> Entries:
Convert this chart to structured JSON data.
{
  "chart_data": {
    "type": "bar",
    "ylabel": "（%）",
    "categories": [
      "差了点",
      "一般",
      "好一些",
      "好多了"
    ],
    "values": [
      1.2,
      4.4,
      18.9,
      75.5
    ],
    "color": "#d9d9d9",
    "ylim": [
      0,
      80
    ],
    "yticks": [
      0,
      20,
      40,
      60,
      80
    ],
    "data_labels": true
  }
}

> Written request:
Extract all the material, leaving every line as it is.

> Result of this task:
Convert this chart to structured JSON data.
{
  "chart_data": {
    "type": "bar",
    "ylabel": "（%）",
    "categories": [
      "差了点",
      "一般",
      "好一些",
      "好多了"
    ],
    "values": [
      1.2,
      4.4,
      18.9,
      75.5
    ],
    "color": "#d9d9d9",
    "ylim": [
      0,
      80
    ],
    "yticks": [
      0,
      20,
      40,
      60,
      80
    ],
    "data_labels": true
  }
}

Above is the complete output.